What you need to do :: Copy each line exactly.

Dataset content ::
+ + + + +
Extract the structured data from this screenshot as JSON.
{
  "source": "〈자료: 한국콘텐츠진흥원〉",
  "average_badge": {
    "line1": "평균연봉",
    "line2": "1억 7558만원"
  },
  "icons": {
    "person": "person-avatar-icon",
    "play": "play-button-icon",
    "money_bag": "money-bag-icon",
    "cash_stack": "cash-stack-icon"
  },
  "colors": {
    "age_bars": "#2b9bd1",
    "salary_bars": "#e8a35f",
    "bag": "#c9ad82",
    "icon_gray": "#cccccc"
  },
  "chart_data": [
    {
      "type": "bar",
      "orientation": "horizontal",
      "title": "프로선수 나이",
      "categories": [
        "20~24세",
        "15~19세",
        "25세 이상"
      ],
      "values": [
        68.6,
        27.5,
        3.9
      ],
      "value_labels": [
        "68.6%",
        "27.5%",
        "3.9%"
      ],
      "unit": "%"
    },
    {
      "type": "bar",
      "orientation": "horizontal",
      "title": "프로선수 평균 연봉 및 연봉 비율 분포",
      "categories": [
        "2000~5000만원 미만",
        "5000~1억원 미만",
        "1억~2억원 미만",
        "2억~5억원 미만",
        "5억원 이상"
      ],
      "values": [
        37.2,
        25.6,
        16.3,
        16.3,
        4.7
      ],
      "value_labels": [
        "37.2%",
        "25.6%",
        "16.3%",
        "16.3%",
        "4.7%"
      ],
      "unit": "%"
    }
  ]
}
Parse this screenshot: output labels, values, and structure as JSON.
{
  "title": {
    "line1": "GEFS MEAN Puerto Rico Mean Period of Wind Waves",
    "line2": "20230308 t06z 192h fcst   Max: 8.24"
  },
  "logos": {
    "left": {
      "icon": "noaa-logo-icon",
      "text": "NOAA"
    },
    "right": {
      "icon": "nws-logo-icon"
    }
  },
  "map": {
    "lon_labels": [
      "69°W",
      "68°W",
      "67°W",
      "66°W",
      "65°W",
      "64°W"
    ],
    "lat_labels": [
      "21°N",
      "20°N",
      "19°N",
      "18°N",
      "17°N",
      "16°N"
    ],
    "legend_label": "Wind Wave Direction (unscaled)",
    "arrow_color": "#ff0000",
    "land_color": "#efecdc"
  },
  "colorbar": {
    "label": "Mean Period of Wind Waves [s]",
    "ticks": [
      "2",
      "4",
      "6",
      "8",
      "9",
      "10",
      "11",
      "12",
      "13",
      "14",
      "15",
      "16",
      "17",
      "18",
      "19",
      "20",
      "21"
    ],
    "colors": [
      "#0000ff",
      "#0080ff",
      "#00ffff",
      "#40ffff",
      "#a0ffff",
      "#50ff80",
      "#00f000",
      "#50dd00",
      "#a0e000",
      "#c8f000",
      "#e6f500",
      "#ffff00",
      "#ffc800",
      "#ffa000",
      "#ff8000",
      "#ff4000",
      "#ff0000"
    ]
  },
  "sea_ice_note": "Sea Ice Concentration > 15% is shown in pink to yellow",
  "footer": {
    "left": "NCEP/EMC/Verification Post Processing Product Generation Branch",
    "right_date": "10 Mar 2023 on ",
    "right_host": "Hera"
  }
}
+ + + + +
Solved problem ::
Extract the structured data from this screenshot as JSON.
{
  "source": "〈자료: 한국콘텐츠진흥원〉",
  "average_badge": {
    "line1": "평균연봉",
    "line2": "1억 7558만원"
  },
  "icons": {
    "person": "person-avatar-icon",
    "play": "play-button-icon",
    "money_bag": "money-bag-icon",
    "cash_stack": "cash-stack-icon"
  },
  "colors": {
    "age_bars": "#2b9bd1",
    "salary_bars": "#e8a35f",
    "bag": "#c9ad82",
    "icon_gray": "#cccccc"
  },
  "chart_data": [
    {
      "type": "bar",
      "orientation": "horizontal",
      "title": "프로선수 나이",
      "categories": [
        "20~24세",
        "15~19세",
        "25세 이상"
      ],
      "values": [
        68.6,
        27.5,
        3.9
      ],
      "value_labels": [
        "68.6%",
        "27.5%",
        "3.9%"
      ],
      "unit": "%"
    },
    {
      "type": "bar",
      "orientation": "horizontal",
      "title": "프로선수 평균 연봉 및 연봉 비율 분포",
      "categories": [
        "2000~5000만원 미만",
        "5000~1억원 미만",
        "1억~2억원 미만",
        "2억~5억원 미만",
        "5억원 이상"
      ],
      "values": [
        37.2,
        25.6,
        16.3,
        16.3,
        4.7
      ],
      "value_labels": [
        "37.2%",
        "25.6%",
        "16.3%",
        "16.3%",
        "4.7%"
      ],
      "unit": "%"
    }
  ]
}
Parse this screenshot: output labels, values, and structure as JSON.
{
  "title": {
    "line1": "GEFS MEAN Puerto Rico Mean Period of Wind Waves",
    "line2": "20230308 t06z 192h fcst   Max: 8.24"
  },
  "logos": {
    "left": {
      "icon": "noaa-logo-icon",
      "text": "NOAA"
    },
    "right": {
      "icon": "nws-logo-icon"
    }
  },
  "map": {
    "lon_labels": [
      "69°W",
      "68°W",
      "67°W",
      "66°W",
      "65°W",
      "64°W"
    ],
    "lat_labels": [
      "21°N",
      "20°N",
      "19°N",
      "18°N",
      "17°N",
      "16°N"
    ],
    "legend_label": "Wind Wave Direction (unscaled)",
    "arrow_color": "#ff0000",
    "land_color": "#efecdc"
  },
  "colorbar": {
    "label": "Mean Period of Wind Waves [s]",
    "ticks": [
      "2",
      "4",
      "6",
      "8",
      "9",
      "10",
      "11",
      "12",
      "13",
      "14",
      "15",
      "16",
      "17",
      "18",
      "19",
      "20",
      "21"
    ],
    "colors": [
      "#0000ff",
      "#0080ff",
      "#00ffff",
      "#40ffff",
      "#a0ffff",
      "#50ff80",
      "#00f000",
      "#50dd00",
      "#a0e000",
      "#c8f000",
      "#e6f500",
      "#ffff00",
      "#ffc800",
      "#ffa000",
      "#ff8000",
      "#ff4000",
      "#ff0000"
    ]
  },
  "sea_ice_note": "Sea Ice Concentration > 15% is shown in pink to yellow",
  "footer": {
    "left": "NCEP/EMC/Verification Post Processing Product Generation Branch",
    "right_date": "10 Mar 2023 on ",
    "right_host": "Hera"
  }
}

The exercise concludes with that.